[start RECORD SET]
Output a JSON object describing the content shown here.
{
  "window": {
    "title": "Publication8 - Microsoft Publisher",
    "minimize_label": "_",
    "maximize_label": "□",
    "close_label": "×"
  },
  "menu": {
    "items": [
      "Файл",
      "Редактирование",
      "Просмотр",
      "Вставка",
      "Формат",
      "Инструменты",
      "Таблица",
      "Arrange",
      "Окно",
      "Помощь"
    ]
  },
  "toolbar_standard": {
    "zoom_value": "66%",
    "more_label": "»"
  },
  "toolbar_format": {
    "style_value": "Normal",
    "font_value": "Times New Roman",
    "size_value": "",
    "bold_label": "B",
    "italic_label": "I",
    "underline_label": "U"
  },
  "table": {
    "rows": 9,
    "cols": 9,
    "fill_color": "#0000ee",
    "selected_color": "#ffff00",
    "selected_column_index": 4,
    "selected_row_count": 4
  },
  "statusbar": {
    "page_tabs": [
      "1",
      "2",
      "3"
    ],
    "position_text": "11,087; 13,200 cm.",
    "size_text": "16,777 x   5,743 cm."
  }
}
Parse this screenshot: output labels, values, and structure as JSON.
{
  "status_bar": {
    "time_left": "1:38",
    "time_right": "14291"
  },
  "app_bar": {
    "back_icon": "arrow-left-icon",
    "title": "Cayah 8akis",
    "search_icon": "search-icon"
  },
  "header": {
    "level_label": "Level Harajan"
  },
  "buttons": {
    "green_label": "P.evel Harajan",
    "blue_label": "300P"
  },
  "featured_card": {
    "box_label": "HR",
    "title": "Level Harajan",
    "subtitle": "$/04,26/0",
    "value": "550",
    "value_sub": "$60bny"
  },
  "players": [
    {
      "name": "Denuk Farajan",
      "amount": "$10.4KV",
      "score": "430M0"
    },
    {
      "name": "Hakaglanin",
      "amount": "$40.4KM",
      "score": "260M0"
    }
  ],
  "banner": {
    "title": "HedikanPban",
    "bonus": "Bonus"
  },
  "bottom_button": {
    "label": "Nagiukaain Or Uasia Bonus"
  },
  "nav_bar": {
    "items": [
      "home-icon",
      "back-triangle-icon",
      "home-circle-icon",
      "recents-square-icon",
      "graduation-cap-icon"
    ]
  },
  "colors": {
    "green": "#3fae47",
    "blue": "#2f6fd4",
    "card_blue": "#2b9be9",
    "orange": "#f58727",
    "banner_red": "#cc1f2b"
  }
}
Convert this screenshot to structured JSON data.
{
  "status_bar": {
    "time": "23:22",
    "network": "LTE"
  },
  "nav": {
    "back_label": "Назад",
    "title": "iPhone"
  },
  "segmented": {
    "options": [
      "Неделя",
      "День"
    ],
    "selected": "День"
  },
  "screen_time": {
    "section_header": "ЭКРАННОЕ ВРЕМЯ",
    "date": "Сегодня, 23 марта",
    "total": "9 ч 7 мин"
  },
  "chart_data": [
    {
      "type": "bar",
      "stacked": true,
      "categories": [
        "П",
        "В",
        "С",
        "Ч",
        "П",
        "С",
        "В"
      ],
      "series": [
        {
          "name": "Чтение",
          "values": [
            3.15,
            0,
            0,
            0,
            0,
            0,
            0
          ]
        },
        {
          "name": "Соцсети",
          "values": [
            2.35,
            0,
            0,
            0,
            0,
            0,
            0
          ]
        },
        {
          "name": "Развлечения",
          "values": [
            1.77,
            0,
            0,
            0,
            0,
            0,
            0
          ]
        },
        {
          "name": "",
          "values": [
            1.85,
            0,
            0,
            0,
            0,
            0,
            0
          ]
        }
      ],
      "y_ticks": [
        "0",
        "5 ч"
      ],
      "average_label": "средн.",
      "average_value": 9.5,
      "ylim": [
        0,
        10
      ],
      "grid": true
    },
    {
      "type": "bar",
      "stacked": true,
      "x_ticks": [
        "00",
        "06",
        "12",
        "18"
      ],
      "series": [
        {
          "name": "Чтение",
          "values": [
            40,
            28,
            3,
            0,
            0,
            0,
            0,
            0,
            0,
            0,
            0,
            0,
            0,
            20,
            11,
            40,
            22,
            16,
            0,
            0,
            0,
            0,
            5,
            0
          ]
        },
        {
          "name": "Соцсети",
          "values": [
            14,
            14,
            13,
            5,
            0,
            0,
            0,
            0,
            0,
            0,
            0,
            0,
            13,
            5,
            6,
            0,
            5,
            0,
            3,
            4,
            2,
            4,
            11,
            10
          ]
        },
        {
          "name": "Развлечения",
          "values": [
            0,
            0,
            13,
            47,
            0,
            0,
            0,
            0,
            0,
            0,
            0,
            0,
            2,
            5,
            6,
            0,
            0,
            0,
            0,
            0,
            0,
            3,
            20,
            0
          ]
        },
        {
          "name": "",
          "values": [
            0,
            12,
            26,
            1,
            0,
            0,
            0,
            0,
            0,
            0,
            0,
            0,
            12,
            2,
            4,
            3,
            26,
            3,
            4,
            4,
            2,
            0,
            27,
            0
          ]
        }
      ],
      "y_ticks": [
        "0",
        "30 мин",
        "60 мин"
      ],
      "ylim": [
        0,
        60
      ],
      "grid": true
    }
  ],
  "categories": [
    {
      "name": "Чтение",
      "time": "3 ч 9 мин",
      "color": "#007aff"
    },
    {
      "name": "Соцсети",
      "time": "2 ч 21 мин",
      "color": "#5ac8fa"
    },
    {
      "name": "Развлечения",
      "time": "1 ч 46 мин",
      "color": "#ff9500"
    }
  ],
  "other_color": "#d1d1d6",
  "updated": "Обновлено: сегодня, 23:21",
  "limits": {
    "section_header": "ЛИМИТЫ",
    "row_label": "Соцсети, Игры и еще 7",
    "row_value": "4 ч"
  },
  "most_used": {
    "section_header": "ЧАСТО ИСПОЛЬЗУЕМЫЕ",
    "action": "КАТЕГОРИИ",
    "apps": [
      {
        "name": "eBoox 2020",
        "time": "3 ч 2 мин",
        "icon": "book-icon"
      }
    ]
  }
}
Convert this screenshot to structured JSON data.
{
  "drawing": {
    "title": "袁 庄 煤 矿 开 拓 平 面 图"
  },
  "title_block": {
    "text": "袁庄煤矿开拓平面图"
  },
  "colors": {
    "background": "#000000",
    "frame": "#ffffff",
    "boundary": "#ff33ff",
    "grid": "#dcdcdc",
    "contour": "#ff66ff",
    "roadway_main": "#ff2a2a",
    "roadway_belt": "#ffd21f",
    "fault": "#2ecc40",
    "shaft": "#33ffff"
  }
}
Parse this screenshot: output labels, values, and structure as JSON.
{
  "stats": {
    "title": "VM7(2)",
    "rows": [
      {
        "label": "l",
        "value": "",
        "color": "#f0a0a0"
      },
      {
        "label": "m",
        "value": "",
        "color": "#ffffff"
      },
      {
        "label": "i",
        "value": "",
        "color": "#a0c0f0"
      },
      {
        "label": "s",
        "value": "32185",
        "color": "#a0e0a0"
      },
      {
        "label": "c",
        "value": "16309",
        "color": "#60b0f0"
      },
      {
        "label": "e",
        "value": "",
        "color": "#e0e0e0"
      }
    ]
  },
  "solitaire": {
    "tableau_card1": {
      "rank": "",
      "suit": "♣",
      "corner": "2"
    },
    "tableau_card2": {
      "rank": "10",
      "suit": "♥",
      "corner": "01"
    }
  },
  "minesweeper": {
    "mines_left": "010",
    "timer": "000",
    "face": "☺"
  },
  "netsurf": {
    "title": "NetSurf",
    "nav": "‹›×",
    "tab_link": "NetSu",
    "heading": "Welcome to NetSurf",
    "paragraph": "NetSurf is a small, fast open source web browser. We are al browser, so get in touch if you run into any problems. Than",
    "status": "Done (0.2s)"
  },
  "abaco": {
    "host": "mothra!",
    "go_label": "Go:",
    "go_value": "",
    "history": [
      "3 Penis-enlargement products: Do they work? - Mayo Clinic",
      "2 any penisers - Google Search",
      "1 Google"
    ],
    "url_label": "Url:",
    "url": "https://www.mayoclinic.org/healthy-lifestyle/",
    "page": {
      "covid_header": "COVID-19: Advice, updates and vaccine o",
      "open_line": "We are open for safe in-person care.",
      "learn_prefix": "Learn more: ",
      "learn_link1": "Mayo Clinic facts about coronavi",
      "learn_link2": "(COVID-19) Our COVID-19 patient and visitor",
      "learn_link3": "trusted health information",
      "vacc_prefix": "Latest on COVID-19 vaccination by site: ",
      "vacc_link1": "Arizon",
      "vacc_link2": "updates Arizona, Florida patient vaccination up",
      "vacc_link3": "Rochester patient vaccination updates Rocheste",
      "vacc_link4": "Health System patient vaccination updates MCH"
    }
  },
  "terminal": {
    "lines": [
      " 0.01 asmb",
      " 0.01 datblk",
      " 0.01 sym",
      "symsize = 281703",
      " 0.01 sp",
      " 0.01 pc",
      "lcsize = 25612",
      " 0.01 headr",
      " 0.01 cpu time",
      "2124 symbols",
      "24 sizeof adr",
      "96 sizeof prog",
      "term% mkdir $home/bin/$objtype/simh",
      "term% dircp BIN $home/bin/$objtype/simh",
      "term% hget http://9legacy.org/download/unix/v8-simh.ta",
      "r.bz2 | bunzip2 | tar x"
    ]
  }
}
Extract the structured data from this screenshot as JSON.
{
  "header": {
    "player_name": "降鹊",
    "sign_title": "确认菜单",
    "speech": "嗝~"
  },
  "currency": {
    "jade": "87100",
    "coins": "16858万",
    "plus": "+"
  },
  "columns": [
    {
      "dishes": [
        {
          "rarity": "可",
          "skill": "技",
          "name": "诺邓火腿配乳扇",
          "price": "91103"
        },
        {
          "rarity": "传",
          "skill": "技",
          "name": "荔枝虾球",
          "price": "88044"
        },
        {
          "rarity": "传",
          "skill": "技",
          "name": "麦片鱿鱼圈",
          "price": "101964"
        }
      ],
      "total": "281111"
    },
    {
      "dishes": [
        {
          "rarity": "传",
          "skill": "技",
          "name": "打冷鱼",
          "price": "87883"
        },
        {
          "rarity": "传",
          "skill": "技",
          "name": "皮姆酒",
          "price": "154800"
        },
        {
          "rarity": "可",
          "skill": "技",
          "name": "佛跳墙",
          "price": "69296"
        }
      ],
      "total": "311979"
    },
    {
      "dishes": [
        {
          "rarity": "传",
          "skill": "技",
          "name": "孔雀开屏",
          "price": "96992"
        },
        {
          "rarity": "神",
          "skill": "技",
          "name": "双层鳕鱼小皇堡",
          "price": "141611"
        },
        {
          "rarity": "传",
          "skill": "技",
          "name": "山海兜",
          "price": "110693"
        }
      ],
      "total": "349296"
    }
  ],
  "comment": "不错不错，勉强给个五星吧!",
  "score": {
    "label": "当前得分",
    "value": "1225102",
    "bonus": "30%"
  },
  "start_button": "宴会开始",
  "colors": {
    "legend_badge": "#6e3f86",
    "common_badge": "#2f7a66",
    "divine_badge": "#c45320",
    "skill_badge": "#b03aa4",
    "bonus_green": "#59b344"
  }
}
[end RECORD SET]
Looking at the entries above, say how many lines contain the word "price". Only the number is wanted.

9